» **The problem**
Select from the records below every line that has the word "Engineering" in it.

START Listing

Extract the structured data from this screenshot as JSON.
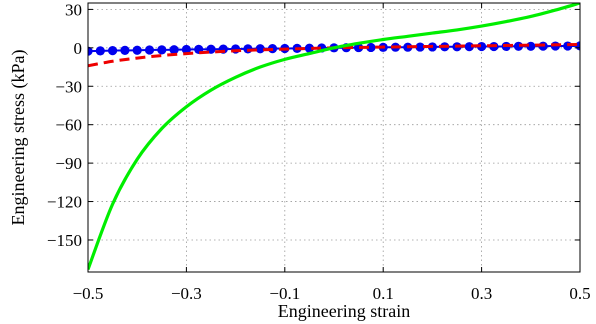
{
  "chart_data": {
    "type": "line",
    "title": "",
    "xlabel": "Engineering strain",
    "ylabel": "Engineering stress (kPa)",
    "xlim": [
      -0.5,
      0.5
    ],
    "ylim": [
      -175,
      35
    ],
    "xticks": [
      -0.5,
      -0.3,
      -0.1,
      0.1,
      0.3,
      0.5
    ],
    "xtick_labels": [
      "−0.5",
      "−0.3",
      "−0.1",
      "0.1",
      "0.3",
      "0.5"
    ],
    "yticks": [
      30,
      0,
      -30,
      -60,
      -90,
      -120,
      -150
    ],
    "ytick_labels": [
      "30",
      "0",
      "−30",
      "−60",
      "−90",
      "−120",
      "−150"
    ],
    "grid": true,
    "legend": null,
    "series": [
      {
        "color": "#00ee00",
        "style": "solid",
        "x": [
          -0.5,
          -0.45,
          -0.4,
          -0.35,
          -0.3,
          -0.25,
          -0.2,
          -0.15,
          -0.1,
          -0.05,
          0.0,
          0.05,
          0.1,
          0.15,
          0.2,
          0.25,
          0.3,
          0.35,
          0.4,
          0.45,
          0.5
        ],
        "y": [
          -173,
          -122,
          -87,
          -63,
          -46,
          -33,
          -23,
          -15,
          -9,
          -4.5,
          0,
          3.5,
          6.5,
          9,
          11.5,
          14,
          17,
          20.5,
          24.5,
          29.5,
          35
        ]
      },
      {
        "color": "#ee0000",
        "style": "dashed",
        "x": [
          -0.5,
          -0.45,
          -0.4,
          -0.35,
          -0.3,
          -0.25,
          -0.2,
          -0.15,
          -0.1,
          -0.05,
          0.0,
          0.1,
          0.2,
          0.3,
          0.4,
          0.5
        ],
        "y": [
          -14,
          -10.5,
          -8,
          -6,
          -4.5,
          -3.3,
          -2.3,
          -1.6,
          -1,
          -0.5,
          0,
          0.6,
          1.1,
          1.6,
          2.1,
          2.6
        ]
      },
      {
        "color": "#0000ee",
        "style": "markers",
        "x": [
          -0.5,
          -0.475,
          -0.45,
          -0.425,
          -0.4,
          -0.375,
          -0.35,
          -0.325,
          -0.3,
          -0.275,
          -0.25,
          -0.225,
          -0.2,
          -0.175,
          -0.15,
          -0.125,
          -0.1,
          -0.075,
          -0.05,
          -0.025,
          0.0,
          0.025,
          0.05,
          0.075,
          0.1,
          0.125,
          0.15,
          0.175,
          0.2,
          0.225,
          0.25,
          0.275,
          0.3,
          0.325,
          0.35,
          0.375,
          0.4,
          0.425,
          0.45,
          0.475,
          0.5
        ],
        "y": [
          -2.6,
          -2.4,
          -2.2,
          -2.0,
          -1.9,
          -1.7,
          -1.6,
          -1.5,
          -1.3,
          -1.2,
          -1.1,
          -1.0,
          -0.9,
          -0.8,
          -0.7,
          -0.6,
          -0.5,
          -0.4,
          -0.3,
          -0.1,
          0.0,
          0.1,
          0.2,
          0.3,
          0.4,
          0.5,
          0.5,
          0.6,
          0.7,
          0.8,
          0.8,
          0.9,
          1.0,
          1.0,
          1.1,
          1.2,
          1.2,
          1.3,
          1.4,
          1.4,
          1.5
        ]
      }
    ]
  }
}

END Listing

» **Response for this exercise**
    "xlabel": "Engineering strain",
    "ylabel": "Engineering stress (kPa)",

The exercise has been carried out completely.